Instructions to follow –
Quote every one of the lines below verbatim, keeping them in the same order.

Listed records –

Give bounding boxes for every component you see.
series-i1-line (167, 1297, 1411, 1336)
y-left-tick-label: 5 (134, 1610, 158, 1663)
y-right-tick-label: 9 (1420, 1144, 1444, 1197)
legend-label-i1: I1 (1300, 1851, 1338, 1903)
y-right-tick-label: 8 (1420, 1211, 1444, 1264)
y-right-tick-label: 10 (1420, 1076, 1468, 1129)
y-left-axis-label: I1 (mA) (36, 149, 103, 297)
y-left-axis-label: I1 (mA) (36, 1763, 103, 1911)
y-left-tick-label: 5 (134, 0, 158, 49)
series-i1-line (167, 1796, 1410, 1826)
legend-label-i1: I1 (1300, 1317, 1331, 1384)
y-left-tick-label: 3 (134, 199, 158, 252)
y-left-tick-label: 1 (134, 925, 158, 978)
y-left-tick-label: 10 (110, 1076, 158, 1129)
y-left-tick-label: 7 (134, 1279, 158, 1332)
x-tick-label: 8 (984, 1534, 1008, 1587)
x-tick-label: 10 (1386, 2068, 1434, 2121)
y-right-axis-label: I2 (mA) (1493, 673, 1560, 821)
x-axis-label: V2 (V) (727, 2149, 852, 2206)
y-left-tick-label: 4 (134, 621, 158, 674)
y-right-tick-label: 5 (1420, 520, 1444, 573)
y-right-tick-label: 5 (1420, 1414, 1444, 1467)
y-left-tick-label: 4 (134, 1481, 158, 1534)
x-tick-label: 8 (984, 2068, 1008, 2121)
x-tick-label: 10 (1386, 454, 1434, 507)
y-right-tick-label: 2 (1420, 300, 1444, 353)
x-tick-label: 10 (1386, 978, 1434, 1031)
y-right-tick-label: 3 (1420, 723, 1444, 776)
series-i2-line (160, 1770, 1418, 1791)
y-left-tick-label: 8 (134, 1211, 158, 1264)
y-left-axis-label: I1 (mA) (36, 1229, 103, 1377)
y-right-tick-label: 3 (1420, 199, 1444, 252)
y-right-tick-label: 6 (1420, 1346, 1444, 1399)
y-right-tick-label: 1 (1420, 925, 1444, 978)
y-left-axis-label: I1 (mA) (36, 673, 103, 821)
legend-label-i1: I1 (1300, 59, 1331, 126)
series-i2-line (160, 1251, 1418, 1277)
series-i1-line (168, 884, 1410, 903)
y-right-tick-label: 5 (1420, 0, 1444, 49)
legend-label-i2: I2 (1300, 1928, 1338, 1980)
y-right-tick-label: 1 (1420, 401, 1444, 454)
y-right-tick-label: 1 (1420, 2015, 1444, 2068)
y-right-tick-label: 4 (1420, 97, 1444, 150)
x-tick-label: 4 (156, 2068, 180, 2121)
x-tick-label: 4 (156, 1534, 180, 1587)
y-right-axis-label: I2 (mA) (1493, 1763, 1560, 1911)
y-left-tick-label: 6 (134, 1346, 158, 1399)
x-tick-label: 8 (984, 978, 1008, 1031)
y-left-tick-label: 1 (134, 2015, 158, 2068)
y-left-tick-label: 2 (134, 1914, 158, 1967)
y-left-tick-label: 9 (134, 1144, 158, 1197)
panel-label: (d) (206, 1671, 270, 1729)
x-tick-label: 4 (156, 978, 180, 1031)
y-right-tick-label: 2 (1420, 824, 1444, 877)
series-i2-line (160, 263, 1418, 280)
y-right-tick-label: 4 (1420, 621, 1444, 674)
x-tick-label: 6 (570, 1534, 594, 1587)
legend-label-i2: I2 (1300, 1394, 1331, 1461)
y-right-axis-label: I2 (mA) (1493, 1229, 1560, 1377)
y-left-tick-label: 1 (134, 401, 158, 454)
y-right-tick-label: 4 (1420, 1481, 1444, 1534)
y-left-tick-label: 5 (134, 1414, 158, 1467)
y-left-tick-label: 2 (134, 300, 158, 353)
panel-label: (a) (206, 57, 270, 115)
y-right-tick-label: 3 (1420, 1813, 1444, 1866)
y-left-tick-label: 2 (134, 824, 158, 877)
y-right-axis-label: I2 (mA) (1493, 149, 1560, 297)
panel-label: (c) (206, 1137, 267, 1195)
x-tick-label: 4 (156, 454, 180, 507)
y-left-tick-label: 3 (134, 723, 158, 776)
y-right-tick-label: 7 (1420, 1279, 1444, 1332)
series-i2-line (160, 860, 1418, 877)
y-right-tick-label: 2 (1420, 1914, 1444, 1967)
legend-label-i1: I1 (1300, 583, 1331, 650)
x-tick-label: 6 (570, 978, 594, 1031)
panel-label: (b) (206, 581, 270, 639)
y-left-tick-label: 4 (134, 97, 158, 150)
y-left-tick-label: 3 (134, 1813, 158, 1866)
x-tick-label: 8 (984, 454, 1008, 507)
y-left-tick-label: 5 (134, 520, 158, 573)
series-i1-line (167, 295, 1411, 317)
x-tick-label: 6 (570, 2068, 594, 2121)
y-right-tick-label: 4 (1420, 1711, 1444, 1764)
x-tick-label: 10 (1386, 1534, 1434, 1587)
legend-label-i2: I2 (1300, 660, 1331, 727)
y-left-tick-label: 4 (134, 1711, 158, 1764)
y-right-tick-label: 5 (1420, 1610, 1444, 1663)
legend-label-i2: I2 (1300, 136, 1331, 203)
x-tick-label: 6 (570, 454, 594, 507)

Correct result –
Give bounding boxes for every component you see.
series-i1-line (167, 1297, 1411, 1336)
y-left-tick-label: 5 (134, 1610, 158, 1663)
y-right-tick-label: 9 (1420, 1144, 1444, 1197)
legend-label-i1: I1 (1300, 1851, 1338, 1903)
y-right-tick-label: 8 (1420, 1211, 1444, 1264)
y-right-tick-label: 10 (1420, 1076, 1468, 1129)
y-left-axis-label: I1 (mA) (36, 149, 103, 297)
y-left-axis-label: I1 (mA) (36, 1763, 103, 1911)
y-left-tick-label: 5 (134, 0, 158, 49)
series-i1-line (167, 1796, 1410, 1826)
legend-label-i1: I1 (1300, 1317, 1331, 1384)
y-left-tick-label: 3 (134, 199, 158, 252)
y-left-tick-label: 1 (134, 925, 158, 978)
y-left-tick-label: 10 (110, 1076, 158, 1129)
y-left-tick-label: 7 (134, 1279, 158, 1332)
x-tick-label: 8 (984, 1534, 1008, 1587)
x-tick-label: 10 (1386, 2068, 1434, 2121)
y-right-axis-label: I2 (mA) (1493, 673, 1560, 821)
x-axis-label: V2 (V) (727, 2149, 852, 2206)
y-left-tick-label: 4 (134, 621, 158, 674)
y-right-tick-label: 5 (1420, 520, 1444, 573)
y-right-tick-label: 5 (1420, 1414, 1444, 1467)
y-left-tick-label: 4 (134, 1481, 158, 1534)
x-tick-label: 8 (984, 2068, 1008, 2121)
x-tick-label: 10 (1386, 454, 1434, 507)
y-right-tick-label: 2 (1420, 300, 1444, 353)
x-tick-label: 10 (1386, 978, 1434, 1031)
y-right-tick-label: 3 (1420, 723, 1444, 776)
series-i2-line (160, 1770, 1418, 1791)
y-left-tick-label: 8 (134, 1211, 158, 1264)
y-left-axis-label: I1 (mA) (36, 1229, 103, 1377)
y-right-tick-label: 3 (1420, 199, 1444, 252)
y-right-tick-label: 6 (1420, 1346, 1444, 1399)
y-right-tick-label: 1 (1420, 925, 1444, 978)
y-left-axis-label: I1 (mA) (36, 673, 103, 821)
legend-label-i1: I1 (1300, 59, 1331, 126)
series-i2-line (160, 1251, 1418, 1277)
series-i1-line (168, 884, 1410, 903)
y-right-tick-label: 5 (1420, 0, 1444, 49)
legend-label-i2: I2 (1300, 1928, 1338, 1980)
y-right-tick-label: 1 (1420, 401, 1444, 454)
y-right-tick-label: 1 (1420, 2015, 1444, 2068)
y-right-tick-label: 4 (1420, 97, 1444, 150)
x-tick-label: 4 (156, 2068, 180, 2121)
x-tick-label: 4 (156, 1534, 180, 1587)
y-right-axis-label: I2 (mA) (1493, 1763, 1560, 1911)
y-left-tick-label: 6 (134, 1346, 158, 1399)
x-tick-label: 8 (984, 978, 1008, 1031)
y-left-tick-label: 1 (134, 2015, 158, 2068)
y-left-tick-label: 2 (134, 1914, 158, 1967)
y-left-tick-label: 9 (134, 1144, 158, 1197)
panel-label: (d) (206, 1671, 270, 1729)
x-tick-label: 4 (156, 978, 180, 1031)
y-right-tick-label: 2 (1420, 824, 1444, 877)
series-i2-line (160, 263, 1418, 280)
y-right-tick-label: 4 (1420, 621, 1444, 674)
x-tick-label: 6 (570, 1534, 594, 1587)
legend-label-i2: I2 (1300, 1394, 1331, 1461)
y-right-axis-label: I2 (mA) (1493, 1229, 1560, 1377)
y-left-tick-label: 1 (134, 401, 158, 454)
y-right-tick-label: 4 (1420, 1481, 1444, 1534)
y-left-tick-label: 5 (134, 1414, 158, 1467)
y-left-tick-label: 2 (134, 300, 158, 353)
panel-label: (a) (206, 57, 270, 115)
y-right-tick-label: 3 (1420, 1813, 1444, 1866)
y-left-tick-label: 2 (134, 824, 158, 877)
y-right-axis-label: I2 (mA) (1493, 149, 1560, 297)
panel-label: (c) (206, 1137, 267, 1195)
x-tick-label: 4 (156, 454, 180, 507)
y-left-tick-label: 3 (134, 723, 158, 776)
y-right-tick-label: 7 (1420, 1279, 1444, 1332)
series-i2-line (160, 860, 1418, 877)
y-right-tick-label: 2 (1420, 1914, 1444, 1967)
legend-label-i1: I1 (1300, 583, 1331, 650)
x-tick-label: 6 (570, 978, 594, 1031)
panel-label: (b) (206, 581, 270, 639)
y-left-tick-label: 4 (134, 97, 158, 150)
y-left-tick-label: 3 (134, 1813, 158, 1866)
x-tick-label: 8 (984, 454, 1008, 507)
y-left-tick-label: 5 (134, 520, 158, 573)
series-i1-line (167, 295, 1411, 317)
x-tick-label: 6 (570, 2068, 594, 2121)
y-right-tick-label: 4 (1420, 1711, 1444, 1764)
x-tick-label: 10 (1386, 1534, 1434, 1587)
legend-label-i2: I2 (1300, 660, 1331, 727)
y-left-tick-label: 4 (134, 1711, 158, 1764)
y-right-tick-label: 5 (1420, 1610, 1444, 1663)
legend-label-i2: I2 (1300, 136, 1331, 203)
x-tick-label: 6 (570, 454, 594, 507)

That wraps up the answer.